## Work to be completed
Track down the lines that contain "участке" and copy them.

## Records for processing
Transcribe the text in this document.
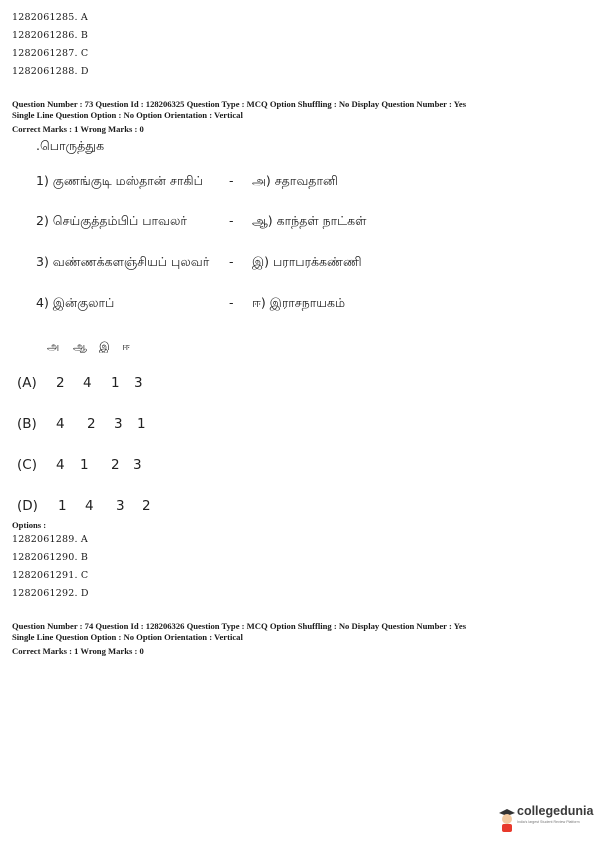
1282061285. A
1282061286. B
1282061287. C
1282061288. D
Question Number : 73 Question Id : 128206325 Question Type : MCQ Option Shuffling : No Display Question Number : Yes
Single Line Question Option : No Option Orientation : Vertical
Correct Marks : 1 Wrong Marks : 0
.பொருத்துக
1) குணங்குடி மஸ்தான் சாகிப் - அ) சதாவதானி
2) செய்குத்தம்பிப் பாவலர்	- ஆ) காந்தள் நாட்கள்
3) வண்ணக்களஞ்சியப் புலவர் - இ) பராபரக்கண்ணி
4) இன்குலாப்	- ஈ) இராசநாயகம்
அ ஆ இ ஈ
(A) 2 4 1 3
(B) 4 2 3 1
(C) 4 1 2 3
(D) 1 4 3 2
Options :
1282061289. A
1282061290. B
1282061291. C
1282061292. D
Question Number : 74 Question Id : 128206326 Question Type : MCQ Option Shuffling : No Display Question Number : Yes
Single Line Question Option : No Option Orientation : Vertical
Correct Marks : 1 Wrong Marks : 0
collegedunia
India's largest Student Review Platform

--

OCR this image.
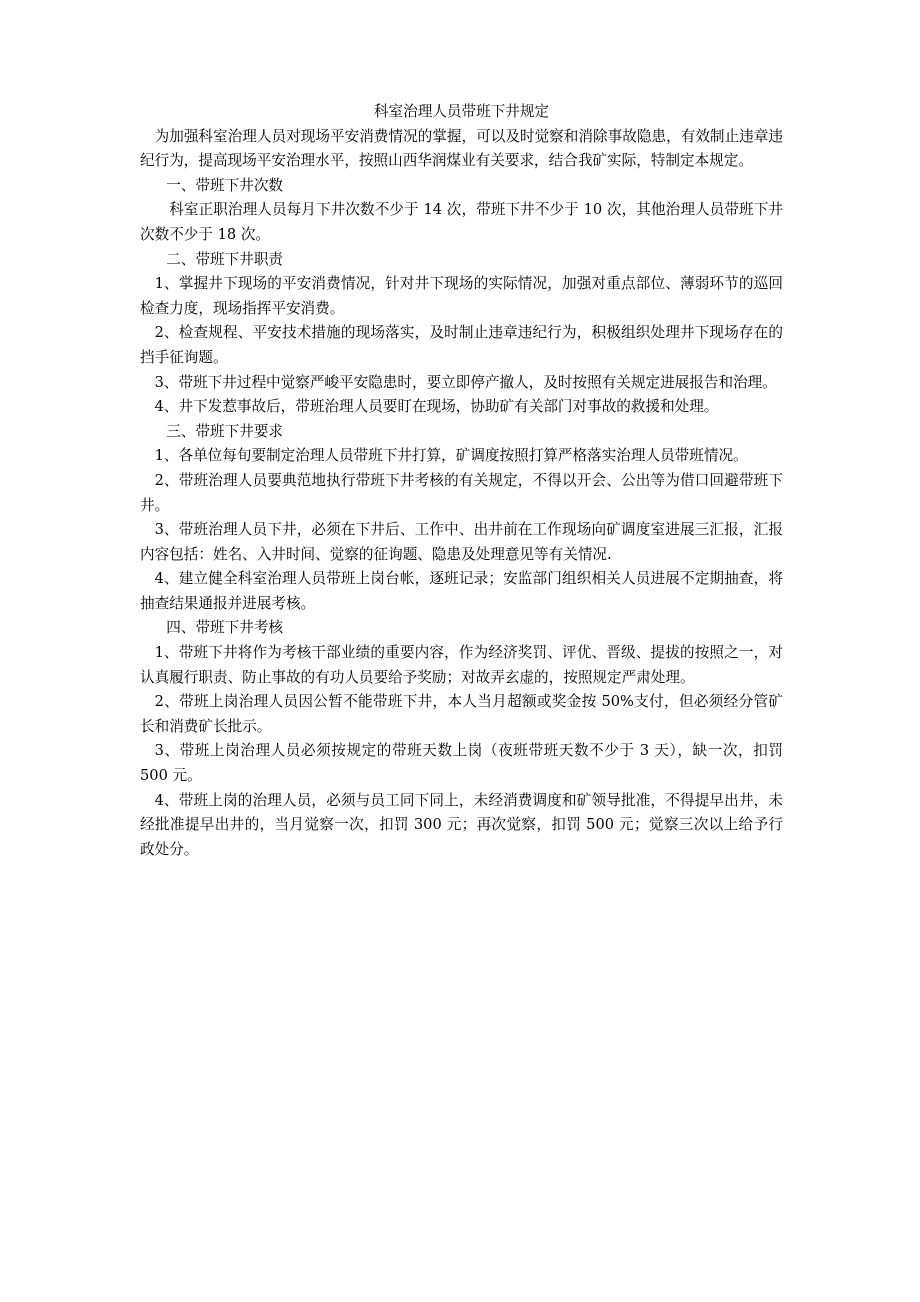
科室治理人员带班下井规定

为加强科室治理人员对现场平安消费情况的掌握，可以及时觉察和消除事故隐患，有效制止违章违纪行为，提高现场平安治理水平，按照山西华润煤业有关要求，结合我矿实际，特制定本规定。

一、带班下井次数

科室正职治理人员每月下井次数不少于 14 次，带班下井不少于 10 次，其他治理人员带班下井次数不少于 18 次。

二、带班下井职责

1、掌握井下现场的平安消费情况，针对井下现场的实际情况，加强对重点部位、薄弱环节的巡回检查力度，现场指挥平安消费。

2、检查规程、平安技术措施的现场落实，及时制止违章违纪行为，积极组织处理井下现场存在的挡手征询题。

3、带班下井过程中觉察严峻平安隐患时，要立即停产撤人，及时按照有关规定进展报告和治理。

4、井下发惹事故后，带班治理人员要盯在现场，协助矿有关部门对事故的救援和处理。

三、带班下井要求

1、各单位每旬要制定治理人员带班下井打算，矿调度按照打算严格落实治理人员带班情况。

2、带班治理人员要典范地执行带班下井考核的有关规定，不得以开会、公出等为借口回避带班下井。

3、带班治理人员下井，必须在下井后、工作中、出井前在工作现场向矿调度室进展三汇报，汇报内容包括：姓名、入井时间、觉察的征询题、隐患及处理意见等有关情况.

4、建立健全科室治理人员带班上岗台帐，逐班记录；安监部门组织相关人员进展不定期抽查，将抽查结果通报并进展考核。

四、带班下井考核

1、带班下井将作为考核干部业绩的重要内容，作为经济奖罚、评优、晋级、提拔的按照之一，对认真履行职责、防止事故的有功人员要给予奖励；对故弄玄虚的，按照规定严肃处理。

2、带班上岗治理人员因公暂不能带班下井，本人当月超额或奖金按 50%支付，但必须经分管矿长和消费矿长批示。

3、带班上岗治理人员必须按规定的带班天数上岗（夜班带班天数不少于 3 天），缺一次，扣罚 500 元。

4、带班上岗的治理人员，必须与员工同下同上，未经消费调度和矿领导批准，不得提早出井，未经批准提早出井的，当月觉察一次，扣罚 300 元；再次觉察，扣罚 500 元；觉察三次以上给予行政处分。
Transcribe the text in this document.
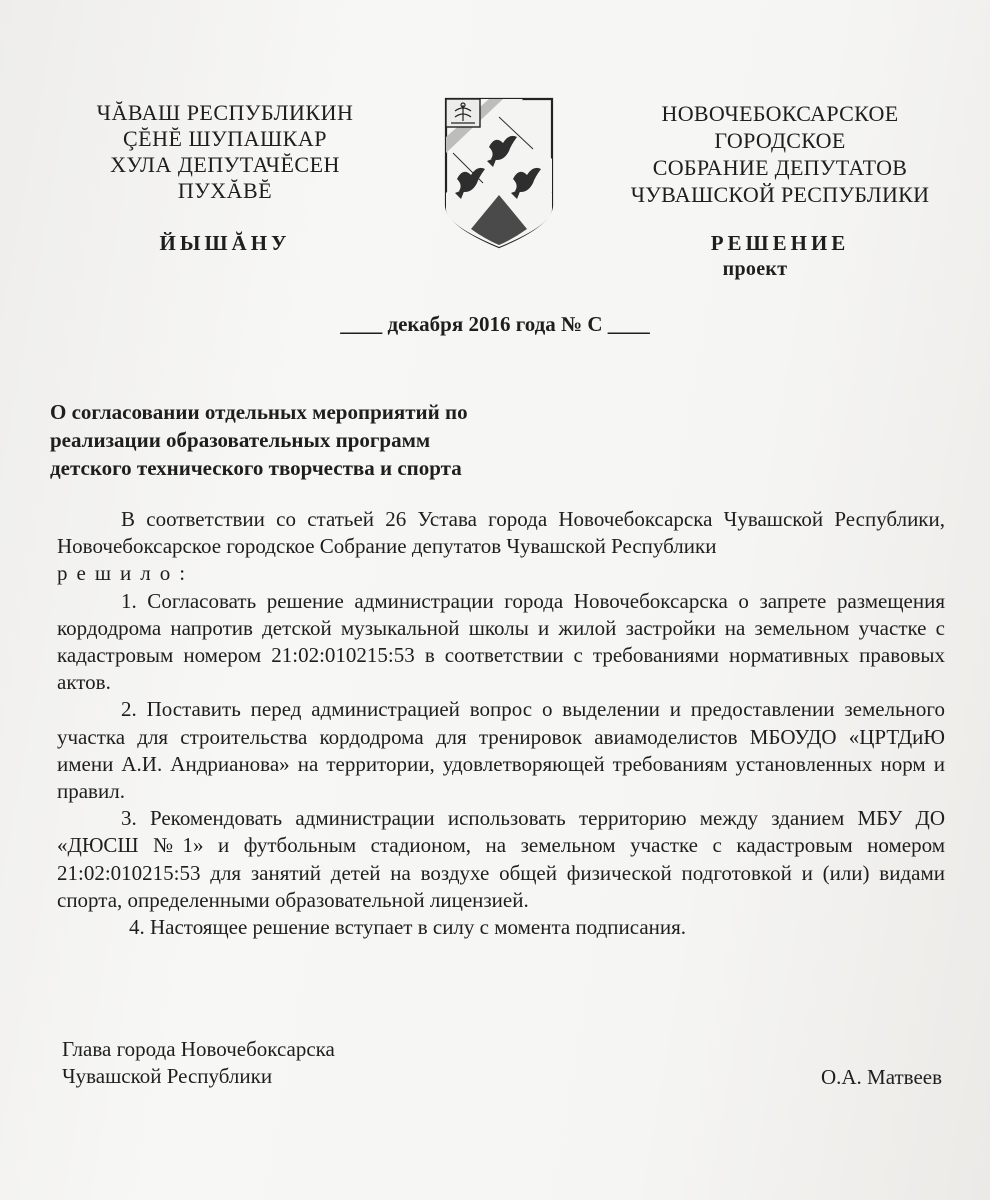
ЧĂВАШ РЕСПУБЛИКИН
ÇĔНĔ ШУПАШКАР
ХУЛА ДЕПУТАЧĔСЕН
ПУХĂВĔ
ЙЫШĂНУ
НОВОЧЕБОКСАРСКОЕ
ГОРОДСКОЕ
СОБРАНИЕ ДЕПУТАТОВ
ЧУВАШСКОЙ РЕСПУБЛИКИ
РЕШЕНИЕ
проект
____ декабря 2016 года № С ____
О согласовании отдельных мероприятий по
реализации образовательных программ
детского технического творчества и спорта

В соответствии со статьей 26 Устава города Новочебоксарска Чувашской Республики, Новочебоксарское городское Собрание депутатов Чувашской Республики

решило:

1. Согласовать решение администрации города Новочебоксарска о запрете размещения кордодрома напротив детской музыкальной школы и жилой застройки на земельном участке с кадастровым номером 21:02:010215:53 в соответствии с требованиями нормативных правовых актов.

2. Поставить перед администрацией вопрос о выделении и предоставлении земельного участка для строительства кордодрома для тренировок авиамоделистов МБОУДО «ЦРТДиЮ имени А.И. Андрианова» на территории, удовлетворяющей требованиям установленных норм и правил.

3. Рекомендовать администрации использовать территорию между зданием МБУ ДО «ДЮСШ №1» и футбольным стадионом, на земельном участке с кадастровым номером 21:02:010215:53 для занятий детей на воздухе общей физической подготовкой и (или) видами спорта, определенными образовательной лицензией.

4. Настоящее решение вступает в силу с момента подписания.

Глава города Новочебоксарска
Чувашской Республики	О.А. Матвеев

--

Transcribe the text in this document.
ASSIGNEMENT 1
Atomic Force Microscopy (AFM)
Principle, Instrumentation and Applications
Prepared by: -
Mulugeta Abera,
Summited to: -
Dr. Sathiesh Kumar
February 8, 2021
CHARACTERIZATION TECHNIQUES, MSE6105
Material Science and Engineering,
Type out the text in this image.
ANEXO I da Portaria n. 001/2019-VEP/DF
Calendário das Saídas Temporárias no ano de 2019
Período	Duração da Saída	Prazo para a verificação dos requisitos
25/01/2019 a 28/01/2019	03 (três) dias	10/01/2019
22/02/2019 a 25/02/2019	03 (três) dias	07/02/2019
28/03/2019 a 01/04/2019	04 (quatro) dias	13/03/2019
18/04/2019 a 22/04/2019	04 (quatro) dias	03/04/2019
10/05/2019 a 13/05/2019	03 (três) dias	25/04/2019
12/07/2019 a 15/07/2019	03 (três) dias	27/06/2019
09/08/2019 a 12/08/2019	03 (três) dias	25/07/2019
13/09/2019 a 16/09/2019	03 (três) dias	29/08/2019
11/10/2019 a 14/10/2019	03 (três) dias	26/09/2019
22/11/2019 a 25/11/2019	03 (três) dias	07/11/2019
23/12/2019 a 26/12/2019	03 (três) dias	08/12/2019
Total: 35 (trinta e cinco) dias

## Finished answer
1. Согласовать решение администрации города Новочебоксарска о запрете размещения кордодрома напротив детской музыкальной школы и жилой застройки на земельном участке с кадастровым номером 21:02:010215:53 в соответствии с требованиями нормативных правовых актов.
3. Рекомендовать администрации использовать территорию между зданием МБУ ДО «ДЮСШ №1» и футбольным стадионом, на земельном участке с кадастровым номером 21:02:010215:53 для занятий детей на воздухе общей физической подготовкой и (или) видами спорта, определенными образовательной лицензией.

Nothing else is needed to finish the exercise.